» **What is needed**:
Locate each line with the string "有色有形" in the listing below and copy it.

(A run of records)
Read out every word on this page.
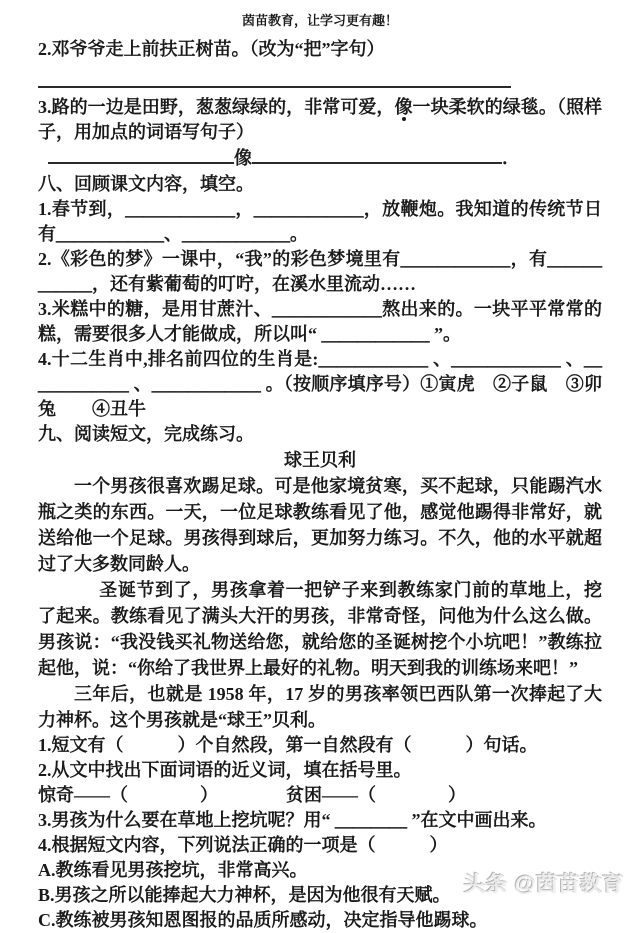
茵苗教育，让学习更有趣！

2.邓爷爷走上前扶正树苗。（改为“把”字句）

3.路的一边是田野，葱葱绿绿的，非常可爱，像一块柔软的绿毯。（照样子，用加点的词语写句子）

像	．

八、回顾课文内容，填空。

1.春节到，＿＿＿＿＿＿，＿＿＿＿＿＿，放鞭炮。我知道的传统节日有＿＿＿＿＿＿、＿＿＿＿＿＿。

2.《彩色的梦》一课中，“我”的彩色梦境里有＿＿＿＿＿＿，有＿＿＿＿＿＿，还有紫葡萄的叮咛，在溪水里流动……

3.米糕中的糖，是用甘蔗汁、＿＿＿＿＿＿熬出来的。一块平平常常的糕，需要很多人才能做成，所以叫“ ＿＿＿＿＿＿ ”。

4.十二生肖中,排名前四位的生肖是:＿＿＿＿＿＿ 、＿＿＿＿＿＿ 、＿＿＿＿＿＿ 、＿＿＿＿＿＿ 。（按顺序填序号）①寅虎　②子鼠　③卯兔　　④丑牛

九、阅读短文，完成练习。

球王贝利

一个男孩很喜欢踢足球。可是他家境贫寒，买不起球，只能踢汽水瓶之类的东西。一天，一位足球教练看见了他，感觉他踢得非常好，就送给他一个足球。男孩得到球后，更加努力练习。不久，他的水平就超过了大多数同龄人。

圣诞节到了，男孩拿着一把铲子来到教练家门前的草地上，挖了起来。教练看见了满头大汗的男孩，非常奇怪，问他为什么这么做。男孩说：“我没钱买礼物送给您，就给您的圣诞树挖个小坑吧！”教练拉起他，说：“你给了我世界上最好的礼物。明天到我的训练场来吧！”

三年后，也就是 1958 年，17 岁的男孩率领巴西队第一次捧起了大力神杯。这个男孩就是“球王”贝利。

1.短文有（　　　）个自然段，第一自然段有（　　　）句话。

2.从文中找出下面词语的近义词，填在括号里。

惊奇——（　　　　）	贫困——（　　　　）

3.男孩为什么要在草地上挖坑呢？用“ ＿＿＿＿ ”在文中画出来。

4.根据短文内容，下列说法正确的一项是（　　　）

A.教练看见男孩挖坑，非常高兴。

B.男孩之所以能捧起大力神杯，是因为他很有天赋。

C.教练被男孩知恩图报的品质所感动，决定指导他踢球。

头条 @茵苗教育
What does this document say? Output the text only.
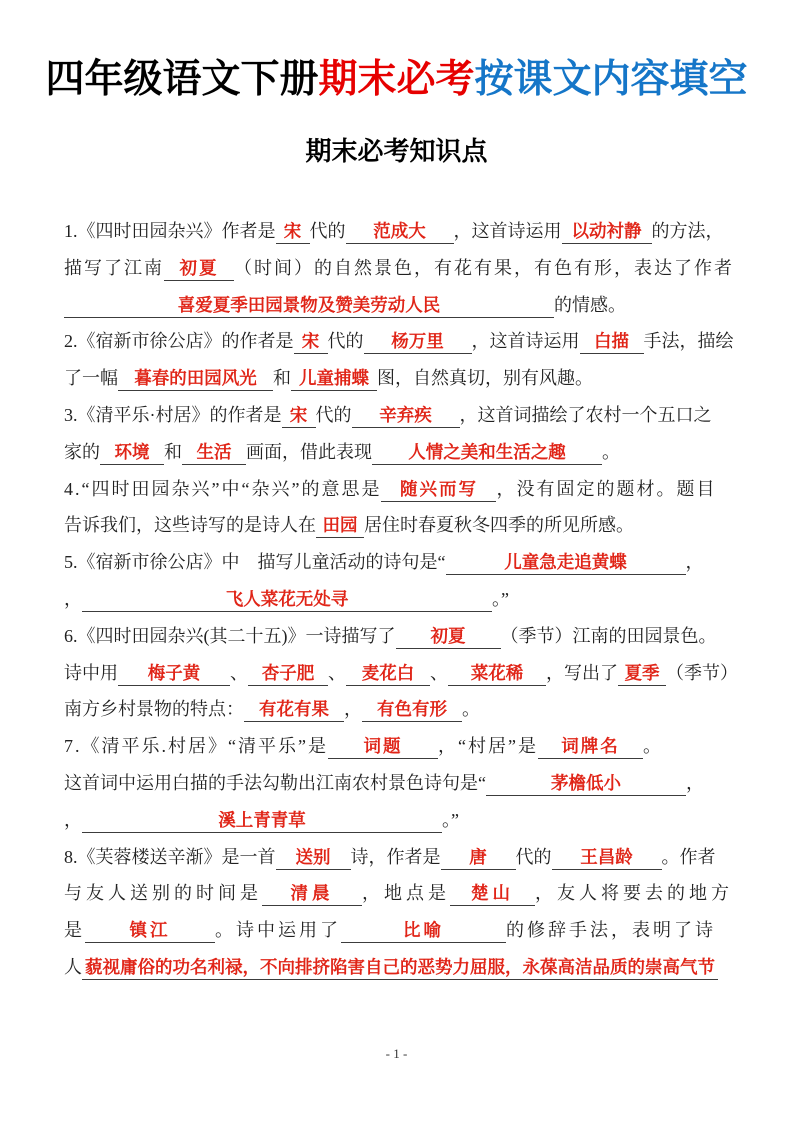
四年级语文下册期末必考按课文内容填空
期末必考知识点
1.《四时田园杂兴》作者是 宋 代的 范成大 ，这首诗运用 以动衬静 的方法，
描写了江南 初夏 （时间）的自然景色，有花有果，有色有形，表达了作者
喜爱夏季田园景物及赞美劳动人民	的情感。
2.《宿新市徐公店》的作者是 宋 代的 杨万里 ，这首诗运用 白描 手法，描绘
了一幅 暮春的田园风光 和 儿童捕蝶 图，自然真切，别有风趣。
3.《清平乐·村居》的作者是 宋 代的 辛弃疾 ，这首词描绘了农村一个五口之
家的 环境 和 生活 画面，借此表现 人情之美和生活之趣 。
4.“四时田园杂兴”中“杂兴”的意思是 随兴而写 ，没有固定的题材。题目
告诉我们，这些诗写的是诗人在 田园 居住时春夏秋冬四季的所见所感。
5.《宿新市徐公店》中　描写儿童活动的诗句是“	儿童急走追黄蝶	，
，	飞人菜花无处寻	。”
6.《四时田园杂兴(其二十五)》一诗描写了 初夏 （季节）江南的田园景色。
诗中用 梅子黄 、 杏子肥 、 麦花白 、 菜花稀 ，写出了 夏季 （季节）
南方乡村景物的特点： 有花有果 ， 有色有形 。
7.《清平乐.村居》“清平乐”是 词题 ，“村居”是 词牌名 。
这首词中运用白描的手法勾勒出江南农村景色诗句是“	茅檐低小	，
，	溪上青青草	。”
8.《芙蓉楼送辛渐》是一首 送别 诗，作者是 唐 代的 王昌龄 。作者
与友人送别的时间是 清晨 ，地点是 楚山 ，友人将要去的地方
是	镇江 。诗中运用了	比喻	的修辞手法，表明了诗
人 藐视庸俗的功名利禄，不向排挤陷害自己的恶势力屈服，永葆高洁品质的崇高气节
- 1 -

» **The answer**:
描写了江南 初夏 （时间）的自然景色，有花有果，有色有形，表达了作者
南方乡村景物的特点： 有花有果 ， 有色有形 。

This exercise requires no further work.